PROVIDED DATA
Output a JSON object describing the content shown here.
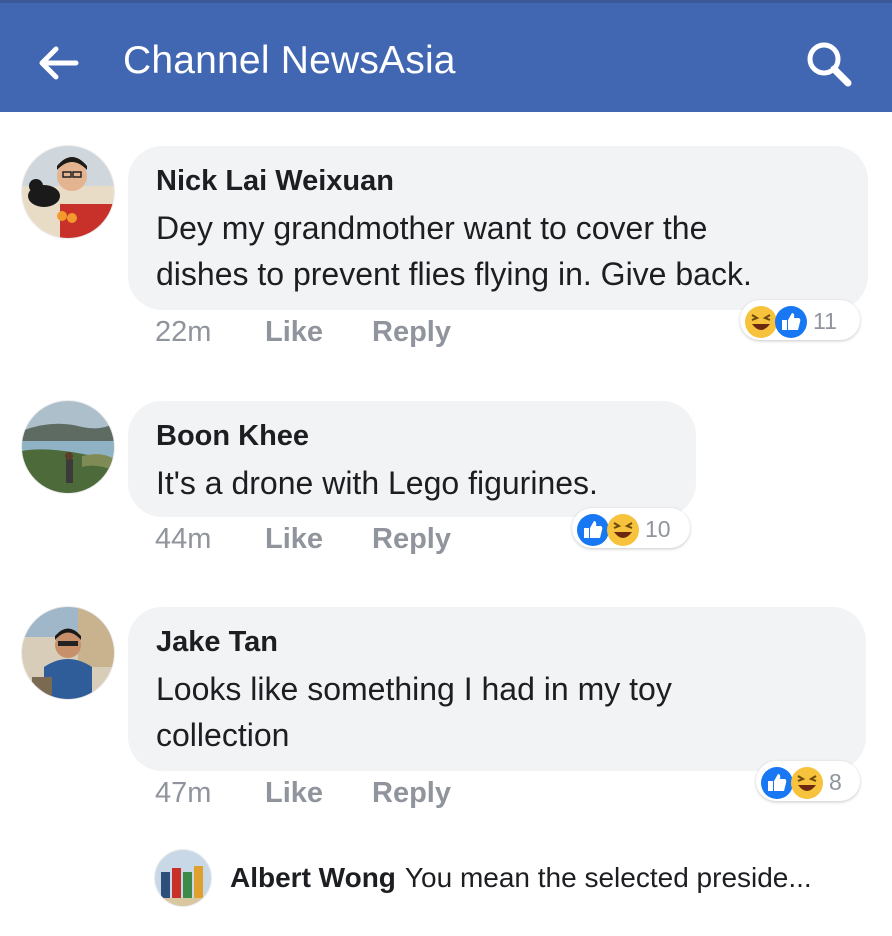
{
  "header": {
    "title": "Channel NewsAsia",
    "background": "#4267b2"
  },
  "comments": [
    {
      "author": "Nick Lai Weixuan",
      "text_line1": "Dey my grandmother want to cover the",
      "text_line2": "dishes to prevent flies flying in. Give back.",
      "time": "22m",
      "like_label": "Like",
      "reply_label": "Reply",
      "reaction_icons": [
        "haha-icon",
        "like-icon"
      ],
      "reaction_count": "11"
    },
    {
      "author": "Boon Khee",
      "text_line1": "It's a drone with Lego figurines.",
      "time": "44m",
      "like_label": "Like",
      "reply_label": "Reply",
      "reaction_icons": [
        "like-icon",
        "haha-icon"
      ],
      "reaction_count": "10"
    },
    {
      "author": "Jake Tan",
      "text_line1": "Looks like something I had in my toy",
      "text_line2": "collection",
      "time": "47m",
      "like_label": "Like",
      "reply_label": "Reply",
      "reaction_icons": [
        "like-icon",
        "haha-icon"
      ],
      "reaction_count": "8"
    }
  ],
  "reply_preview": {
    "author": "Albert Wong",
    "text": "You mean the selected preside..."
  },
  "colors": {
    "like_blue": "#1877f2",
    "haha_yellow": "#f7c23c",
    "meta_gray": "#90949c"
  }
}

WORK INSTRUCTIONS
Check every line of the data above for the string "author", and copy those that have it.

COMPLETE RESPONSE
      "author": "Nick Lai Weixuan",
      "author": "Boon Khee",
      "author": "Jake Tan",
    "author": "Albert Wong",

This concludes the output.